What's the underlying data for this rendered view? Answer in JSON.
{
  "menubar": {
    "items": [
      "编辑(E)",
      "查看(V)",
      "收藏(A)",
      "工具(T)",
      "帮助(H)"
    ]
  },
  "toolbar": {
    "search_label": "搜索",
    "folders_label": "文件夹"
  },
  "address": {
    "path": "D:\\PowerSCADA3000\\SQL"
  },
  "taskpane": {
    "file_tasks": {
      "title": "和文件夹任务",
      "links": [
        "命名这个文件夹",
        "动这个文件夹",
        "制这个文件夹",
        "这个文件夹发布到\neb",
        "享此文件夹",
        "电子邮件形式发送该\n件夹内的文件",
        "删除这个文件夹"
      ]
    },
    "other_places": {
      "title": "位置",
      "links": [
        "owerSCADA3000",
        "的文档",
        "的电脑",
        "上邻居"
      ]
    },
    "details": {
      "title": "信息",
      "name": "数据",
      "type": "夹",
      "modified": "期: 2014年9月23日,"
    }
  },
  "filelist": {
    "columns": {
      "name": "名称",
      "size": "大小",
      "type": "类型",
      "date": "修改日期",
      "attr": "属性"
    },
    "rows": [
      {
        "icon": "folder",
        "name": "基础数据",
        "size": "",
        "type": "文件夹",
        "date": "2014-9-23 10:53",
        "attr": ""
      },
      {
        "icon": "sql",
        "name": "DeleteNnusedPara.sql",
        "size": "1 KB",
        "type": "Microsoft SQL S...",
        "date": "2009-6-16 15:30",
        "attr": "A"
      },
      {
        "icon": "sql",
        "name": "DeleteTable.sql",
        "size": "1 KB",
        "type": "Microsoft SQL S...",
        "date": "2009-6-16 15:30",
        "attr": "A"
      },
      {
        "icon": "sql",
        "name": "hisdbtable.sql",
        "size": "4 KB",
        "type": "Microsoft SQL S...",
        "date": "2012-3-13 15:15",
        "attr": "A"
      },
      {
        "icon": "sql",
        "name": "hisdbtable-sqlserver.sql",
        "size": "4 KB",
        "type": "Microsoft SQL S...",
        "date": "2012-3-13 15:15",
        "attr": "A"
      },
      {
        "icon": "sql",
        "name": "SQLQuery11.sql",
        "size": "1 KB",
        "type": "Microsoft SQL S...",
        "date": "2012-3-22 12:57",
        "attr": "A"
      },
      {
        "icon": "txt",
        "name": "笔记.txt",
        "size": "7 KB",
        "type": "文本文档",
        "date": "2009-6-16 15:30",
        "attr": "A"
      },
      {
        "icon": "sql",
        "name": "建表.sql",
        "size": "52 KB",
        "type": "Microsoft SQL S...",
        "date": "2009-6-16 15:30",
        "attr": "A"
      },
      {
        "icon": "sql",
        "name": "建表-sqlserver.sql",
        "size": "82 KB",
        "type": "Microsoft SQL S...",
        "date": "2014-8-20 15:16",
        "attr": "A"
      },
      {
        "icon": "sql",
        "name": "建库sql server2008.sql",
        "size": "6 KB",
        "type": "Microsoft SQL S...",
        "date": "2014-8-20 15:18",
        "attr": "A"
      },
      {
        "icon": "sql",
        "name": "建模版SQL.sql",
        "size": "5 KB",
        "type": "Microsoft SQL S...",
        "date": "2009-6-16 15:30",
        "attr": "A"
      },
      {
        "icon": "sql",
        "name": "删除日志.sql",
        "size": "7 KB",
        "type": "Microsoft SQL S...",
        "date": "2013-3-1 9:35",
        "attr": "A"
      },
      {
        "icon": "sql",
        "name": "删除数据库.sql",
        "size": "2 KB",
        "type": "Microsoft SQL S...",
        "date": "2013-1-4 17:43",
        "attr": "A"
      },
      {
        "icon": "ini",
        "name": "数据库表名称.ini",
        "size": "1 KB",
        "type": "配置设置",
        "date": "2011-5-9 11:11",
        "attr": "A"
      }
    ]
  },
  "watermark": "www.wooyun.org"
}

## What you need to do
Repeat each entry word for word.

## Solution to this exercise
What's the underlying data for this rendered view? Answer in JSON.
{
  "menubar": {
    "items": [
      "编辑(E)",
      "查看(V)",
      "收藏(A)",
      "工具(T)",
      "帮助(H)"
    ]
  },
  "toolbar": {
    "search_label": "搜索",
    "folders_label": "文件夹"
  },
  "address": {
    "path": "D:\\PowerSCADA3000\\SQL"
  },
  "taskpane": {
    "file_tasks": {
      "title": "和文件夹任务",
      "links": [
        "命名这个文件夹",
        "动这个文件夹",
        "制这个文件夹",
        "这个文件夹发布到\neb",
        "享此文件夹",
        "电子邮件形式发送该\n件夹内的文件",
        "删除这个文件夹"
      ]
    },
    "other_places": {
      "title": "位置",
      "links": [
        "owerSCADA3000",
        "的文档",
        "的电脑",
        "上邻居"
      ]
    },
    "details": {
      "title": "信息",
      "name": "数据",
      "type": "夹",
      "modified": "期: 2014年9月23日,"
    }
  },
  "filelist": {
    "columns": {
      "name": "名称",
      "size": "大小",
      "type": "类型",
      "date": "修改日期",
      "attr": "属性"
    },
    "rows": [
      {
        "icon": "folder",
        "name": "基础数据",
        "size": "",
        "type": "文件夹",
        "date": "2014-9-23 10:53",
        "attr": ""
      },
      {
        "icon": "sql",
        "name": "DeleteNnusedPara.sql",
        "size": "1 KB",
        "type": "Microsoft SQL S...",
        "date": "2009-6-16 15:30",
        "attr": "A"
      },
      {
        "icon": "sql",
        "name": "DeleteTable.sql",
        "size": "1 KB",
        "type": "Microsoft SQL S...",
        "date": "2009-6-16 15:30",
        "attr": "A"
      },
      {
        "icon": "sql",
        "name": "hisdbtable.sql",
        "size": "4 KB",
        "type": "Microsoft SQL S...",
        "date": "2012-3-13 15:15",
        "attr": "A"
      },
      {
        "icon": "sql",
        "name": "hisdbtable-sqlserver.sql",
        "size": "4 KB",
        "type": "Microsoft SQL S...",
        "date": "2012-3-13 15:15",
        "attr": "A"
      },
      {
        "icon": "sql",
        "name": "SQLQuery11.sql",
        "size": "1 KB",
        "type": "Microsoft SQL S...",
        "date": "2012-3-22 12:57",
        "attr": "A"
      },
      {
        "icon": "txt",
        "name": "笔记.txt",
        "size": "7 KB",
        "type": "文本文档",
        "date": "2009-6-16 15:30",
        "attr": "A"
      },
      {
        "icon": "sql",
        "name": "建表.sql",
        "size": "52 KB",
        "type": "Microsoft SQL S...",
        "date": "2009-6-16 15:30",
        "attr": "A"
      },
      {
        "icon": "sql",
        "name": "建表-sqlserver.sql",
        "size": "82 KB",
        "type": "Microsoft SQL S...",
        "date": "2014-8-20 15:16",
        "attr": "A"
      },
      {
        "icon": "sql",
        "name": "建库sql server2008.sql",
        "size": "6 KB",
        "type": "Microsoft SQL S...",
        "date": "2014-8-20 15:18",
        "attr": "A"
      },
      {
        "icon": "sql",
        "name": "建模版SQL.sql",
        "size": "5 KB",
        "type": "Microsoft SQL S...",
        "date": "2009-6-16 15:30",
        "attr": "A"
      },
      {
        "icon": "sql",
        "name": "删除日志.sql",
        "size": "7 KB",
        "type": "Microsoft SQL S...",
        "date": "2013-3-1 9:35",
        "attr": "A"
      },
      {
        "icon": "sql",
        "name": "删除数据库.sql",
        "size": "2 KB",
        "type": "Microsoft SQL S...",
        "date": "2013-1-4 17:43",
        "attr": "A"
      },
      {
        "icon": "ini",
        "name": "数据库表名称.ini",
        "size": "1 KB",
        "type": "配置设置",
        "date": "2011-5-9 11:11",
        "attr": "A"
      }
    ]
  },
  "watermark": "www.wooyun.org"
}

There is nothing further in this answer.